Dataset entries
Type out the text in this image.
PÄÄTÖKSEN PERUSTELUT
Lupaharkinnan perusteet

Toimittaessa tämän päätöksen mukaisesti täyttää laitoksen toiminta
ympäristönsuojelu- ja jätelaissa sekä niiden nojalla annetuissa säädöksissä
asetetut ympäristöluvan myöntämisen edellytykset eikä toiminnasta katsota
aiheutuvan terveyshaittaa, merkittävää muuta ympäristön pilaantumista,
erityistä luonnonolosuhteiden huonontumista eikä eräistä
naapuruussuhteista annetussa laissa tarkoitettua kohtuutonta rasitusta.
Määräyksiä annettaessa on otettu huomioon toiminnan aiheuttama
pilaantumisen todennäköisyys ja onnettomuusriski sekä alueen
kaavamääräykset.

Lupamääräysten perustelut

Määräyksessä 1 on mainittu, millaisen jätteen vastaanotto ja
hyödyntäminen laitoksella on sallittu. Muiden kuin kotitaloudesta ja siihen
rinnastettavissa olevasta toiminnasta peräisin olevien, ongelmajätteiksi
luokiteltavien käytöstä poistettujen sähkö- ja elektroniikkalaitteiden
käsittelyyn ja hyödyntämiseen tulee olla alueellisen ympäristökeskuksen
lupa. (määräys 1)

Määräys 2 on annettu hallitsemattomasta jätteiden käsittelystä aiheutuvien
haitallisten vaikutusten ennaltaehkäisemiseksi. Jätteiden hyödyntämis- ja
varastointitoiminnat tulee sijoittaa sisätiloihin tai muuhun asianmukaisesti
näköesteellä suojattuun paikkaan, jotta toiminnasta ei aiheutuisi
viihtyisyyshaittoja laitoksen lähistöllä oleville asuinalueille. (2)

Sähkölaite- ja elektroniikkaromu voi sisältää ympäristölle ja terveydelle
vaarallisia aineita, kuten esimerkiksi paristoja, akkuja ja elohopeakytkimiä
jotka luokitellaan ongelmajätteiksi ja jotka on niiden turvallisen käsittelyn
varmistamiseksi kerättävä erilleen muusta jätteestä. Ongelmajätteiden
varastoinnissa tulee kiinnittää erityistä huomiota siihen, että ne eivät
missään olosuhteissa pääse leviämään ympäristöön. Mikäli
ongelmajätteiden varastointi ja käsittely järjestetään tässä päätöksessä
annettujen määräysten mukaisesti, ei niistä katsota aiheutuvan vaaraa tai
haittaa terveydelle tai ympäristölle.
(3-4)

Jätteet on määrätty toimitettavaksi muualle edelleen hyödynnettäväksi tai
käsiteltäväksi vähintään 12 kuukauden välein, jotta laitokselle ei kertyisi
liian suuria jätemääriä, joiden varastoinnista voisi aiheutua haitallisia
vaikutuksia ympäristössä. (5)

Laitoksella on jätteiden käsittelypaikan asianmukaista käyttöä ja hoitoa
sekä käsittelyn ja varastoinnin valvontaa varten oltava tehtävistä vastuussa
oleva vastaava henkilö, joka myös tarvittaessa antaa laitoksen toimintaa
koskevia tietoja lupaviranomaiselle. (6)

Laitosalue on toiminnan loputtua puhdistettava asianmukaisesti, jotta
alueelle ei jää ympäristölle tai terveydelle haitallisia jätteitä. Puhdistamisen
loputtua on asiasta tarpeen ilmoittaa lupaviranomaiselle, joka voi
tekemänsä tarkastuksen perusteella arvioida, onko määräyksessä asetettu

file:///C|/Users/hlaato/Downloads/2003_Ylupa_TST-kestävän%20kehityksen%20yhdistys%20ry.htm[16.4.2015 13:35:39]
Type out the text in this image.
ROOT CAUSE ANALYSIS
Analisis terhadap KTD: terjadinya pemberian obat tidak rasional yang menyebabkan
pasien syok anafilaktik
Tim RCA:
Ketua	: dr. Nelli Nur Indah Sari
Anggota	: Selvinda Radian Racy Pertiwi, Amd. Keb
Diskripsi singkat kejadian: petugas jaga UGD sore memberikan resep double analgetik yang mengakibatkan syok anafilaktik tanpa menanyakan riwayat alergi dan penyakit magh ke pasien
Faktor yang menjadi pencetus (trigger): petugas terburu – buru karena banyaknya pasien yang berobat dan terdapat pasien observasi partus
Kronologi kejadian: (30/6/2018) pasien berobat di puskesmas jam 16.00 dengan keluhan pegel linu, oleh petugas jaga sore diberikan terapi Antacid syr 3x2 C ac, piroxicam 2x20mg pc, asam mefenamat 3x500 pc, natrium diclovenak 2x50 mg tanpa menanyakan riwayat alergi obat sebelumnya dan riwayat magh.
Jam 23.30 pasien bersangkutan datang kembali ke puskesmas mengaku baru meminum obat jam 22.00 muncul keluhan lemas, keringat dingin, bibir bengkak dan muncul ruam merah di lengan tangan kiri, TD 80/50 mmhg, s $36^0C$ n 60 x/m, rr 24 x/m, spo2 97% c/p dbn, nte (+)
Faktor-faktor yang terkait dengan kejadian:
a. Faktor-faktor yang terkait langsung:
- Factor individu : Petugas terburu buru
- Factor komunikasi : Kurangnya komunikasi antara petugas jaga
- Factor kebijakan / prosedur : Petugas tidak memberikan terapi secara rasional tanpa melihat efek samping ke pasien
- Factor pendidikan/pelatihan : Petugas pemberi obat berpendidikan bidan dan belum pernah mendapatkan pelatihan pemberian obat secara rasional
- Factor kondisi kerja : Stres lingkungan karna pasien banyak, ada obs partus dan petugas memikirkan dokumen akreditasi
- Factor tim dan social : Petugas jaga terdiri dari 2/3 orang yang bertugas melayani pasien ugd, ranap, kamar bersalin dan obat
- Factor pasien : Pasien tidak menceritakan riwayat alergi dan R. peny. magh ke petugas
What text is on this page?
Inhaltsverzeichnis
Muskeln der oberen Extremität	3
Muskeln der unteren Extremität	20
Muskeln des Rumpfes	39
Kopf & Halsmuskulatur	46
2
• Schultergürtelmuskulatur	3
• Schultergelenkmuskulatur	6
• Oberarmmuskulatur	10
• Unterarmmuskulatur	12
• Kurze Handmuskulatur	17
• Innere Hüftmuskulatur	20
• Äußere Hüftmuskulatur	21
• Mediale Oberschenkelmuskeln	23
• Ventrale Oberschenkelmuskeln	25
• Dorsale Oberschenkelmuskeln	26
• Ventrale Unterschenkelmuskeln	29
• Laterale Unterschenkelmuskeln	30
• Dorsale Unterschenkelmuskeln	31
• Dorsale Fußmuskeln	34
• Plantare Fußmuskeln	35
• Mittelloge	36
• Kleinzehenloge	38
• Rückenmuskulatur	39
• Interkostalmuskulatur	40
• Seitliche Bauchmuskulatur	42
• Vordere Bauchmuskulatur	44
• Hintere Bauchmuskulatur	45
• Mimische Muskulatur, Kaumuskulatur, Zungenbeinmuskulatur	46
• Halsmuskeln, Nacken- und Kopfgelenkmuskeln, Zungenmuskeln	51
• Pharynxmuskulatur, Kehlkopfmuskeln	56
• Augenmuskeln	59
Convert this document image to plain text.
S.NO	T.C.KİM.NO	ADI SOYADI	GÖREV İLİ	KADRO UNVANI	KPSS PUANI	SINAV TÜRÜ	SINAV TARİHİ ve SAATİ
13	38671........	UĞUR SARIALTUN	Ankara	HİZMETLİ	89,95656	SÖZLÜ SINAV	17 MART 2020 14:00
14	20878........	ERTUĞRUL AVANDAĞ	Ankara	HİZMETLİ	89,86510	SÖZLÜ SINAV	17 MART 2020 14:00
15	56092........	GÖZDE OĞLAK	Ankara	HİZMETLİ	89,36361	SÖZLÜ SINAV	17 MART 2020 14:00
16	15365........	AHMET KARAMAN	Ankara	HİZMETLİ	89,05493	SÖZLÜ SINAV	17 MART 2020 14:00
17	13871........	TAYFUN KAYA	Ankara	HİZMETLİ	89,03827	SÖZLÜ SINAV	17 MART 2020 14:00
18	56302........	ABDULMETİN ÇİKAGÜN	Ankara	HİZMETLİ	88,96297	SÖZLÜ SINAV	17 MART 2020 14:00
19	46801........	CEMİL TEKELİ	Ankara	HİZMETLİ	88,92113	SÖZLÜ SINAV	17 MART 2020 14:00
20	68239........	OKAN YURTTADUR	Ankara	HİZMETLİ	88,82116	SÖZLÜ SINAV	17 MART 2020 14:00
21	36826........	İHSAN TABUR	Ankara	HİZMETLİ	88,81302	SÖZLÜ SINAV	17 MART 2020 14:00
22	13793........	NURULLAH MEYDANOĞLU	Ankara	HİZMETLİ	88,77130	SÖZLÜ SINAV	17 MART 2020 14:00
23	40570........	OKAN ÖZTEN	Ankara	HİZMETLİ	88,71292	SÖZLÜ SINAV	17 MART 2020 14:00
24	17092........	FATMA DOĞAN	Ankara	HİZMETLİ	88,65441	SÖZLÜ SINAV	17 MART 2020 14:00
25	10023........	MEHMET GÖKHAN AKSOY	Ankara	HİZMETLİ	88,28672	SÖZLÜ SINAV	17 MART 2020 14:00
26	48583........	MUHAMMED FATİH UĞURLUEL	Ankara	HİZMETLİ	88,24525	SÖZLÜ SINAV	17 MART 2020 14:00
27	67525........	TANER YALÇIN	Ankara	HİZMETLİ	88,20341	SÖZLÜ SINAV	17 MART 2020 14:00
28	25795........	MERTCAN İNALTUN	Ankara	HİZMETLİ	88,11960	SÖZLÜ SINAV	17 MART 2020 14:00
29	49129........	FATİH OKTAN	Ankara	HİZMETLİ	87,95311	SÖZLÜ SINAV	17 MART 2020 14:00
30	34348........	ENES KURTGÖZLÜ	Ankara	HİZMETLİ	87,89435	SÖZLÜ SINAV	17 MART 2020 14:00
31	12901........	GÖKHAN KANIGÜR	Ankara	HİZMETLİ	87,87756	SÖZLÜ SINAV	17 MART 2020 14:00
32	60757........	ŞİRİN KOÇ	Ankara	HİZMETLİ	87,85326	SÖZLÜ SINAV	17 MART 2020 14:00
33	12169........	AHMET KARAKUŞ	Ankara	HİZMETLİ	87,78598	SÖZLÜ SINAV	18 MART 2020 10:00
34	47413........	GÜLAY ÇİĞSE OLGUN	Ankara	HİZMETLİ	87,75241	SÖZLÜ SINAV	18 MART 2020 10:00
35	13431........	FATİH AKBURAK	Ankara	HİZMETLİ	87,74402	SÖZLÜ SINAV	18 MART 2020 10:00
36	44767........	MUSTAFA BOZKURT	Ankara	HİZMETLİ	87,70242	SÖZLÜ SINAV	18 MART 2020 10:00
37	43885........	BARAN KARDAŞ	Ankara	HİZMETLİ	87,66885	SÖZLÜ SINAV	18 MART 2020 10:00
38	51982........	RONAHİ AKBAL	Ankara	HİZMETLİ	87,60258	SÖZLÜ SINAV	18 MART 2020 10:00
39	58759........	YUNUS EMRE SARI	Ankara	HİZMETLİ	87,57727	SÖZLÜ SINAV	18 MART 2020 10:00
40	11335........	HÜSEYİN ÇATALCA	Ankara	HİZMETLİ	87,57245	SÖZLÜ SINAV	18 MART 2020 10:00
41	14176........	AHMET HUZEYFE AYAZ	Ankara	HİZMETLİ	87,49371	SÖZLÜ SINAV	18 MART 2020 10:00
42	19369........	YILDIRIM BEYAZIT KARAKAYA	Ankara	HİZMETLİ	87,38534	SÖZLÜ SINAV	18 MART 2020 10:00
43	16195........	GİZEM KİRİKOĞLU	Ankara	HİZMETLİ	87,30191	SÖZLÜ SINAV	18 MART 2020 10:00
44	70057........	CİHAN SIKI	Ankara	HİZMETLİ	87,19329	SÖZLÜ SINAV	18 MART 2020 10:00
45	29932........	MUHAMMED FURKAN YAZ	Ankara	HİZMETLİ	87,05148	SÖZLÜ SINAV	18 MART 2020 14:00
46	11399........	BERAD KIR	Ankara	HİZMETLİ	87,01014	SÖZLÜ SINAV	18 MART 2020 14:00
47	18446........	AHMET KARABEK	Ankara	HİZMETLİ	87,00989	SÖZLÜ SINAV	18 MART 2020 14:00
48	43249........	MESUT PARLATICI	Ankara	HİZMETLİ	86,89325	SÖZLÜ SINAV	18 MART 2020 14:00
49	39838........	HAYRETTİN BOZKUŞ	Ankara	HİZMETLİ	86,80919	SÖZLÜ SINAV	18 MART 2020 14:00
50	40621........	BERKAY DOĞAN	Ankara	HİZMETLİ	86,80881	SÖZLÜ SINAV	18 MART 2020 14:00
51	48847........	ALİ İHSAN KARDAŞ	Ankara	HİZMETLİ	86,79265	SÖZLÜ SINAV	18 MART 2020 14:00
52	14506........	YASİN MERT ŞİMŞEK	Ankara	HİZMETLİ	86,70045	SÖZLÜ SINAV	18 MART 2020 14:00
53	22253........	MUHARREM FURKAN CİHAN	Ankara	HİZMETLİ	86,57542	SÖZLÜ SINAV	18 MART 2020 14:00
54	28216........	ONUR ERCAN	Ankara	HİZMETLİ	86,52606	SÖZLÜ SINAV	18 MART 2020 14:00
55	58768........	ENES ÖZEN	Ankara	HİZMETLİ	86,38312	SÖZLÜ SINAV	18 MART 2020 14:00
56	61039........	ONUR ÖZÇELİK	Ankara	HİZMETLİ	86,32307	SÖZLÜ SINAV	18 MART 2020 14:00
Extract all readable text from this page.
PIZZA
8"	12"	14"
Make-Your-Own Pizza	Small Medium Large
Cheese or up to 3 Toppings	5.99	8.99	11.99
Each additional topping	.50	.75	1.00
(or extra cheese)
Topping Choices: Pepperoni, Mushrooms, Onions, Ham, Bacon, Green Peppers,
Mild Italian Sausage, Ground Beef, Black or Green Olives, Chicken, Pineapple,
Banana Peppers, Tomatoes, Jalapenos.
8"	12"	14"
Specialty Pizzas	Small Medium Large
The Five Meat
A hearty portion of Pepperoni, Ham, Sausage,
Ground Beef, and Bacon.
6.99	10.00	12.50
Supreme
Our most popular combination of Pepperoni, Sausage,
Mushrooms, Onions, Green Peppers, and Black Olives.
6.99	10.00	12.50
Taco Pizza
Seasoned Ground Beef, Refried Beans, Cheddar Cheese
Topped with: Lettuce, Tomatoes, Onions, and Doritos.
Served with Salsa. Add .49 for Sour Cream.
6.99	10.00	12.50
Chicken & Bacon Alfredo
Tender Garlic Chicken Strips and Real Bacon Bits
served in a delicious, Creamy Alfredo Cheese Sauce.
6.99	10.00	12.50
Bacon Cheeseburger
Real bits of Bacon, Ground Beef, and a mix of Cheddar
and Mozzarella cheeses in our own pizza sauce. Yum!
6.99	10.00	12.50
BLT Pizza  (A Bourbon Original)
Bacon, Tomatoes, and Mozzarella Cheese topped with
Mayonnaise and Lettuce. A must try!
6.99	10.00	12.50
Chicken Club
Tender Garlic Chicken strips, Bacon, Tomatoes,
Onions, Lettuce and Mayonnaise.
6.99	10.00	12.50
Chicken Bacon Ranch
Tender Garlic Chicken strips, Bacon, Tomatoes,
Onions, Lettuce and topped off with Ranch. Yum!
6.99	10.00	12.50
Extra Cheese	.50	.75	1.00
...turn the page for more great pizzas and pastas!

WORK TO BE COMPLETED:
All lines above with "Bauchmuskulatur" in them should be returned.

EXPECTED OUTPUT:
• Seitliche Bauchmuskulatur	42
• Vordere Bauchmuskulatur	44
• Hintere Bauchmuskulatur	45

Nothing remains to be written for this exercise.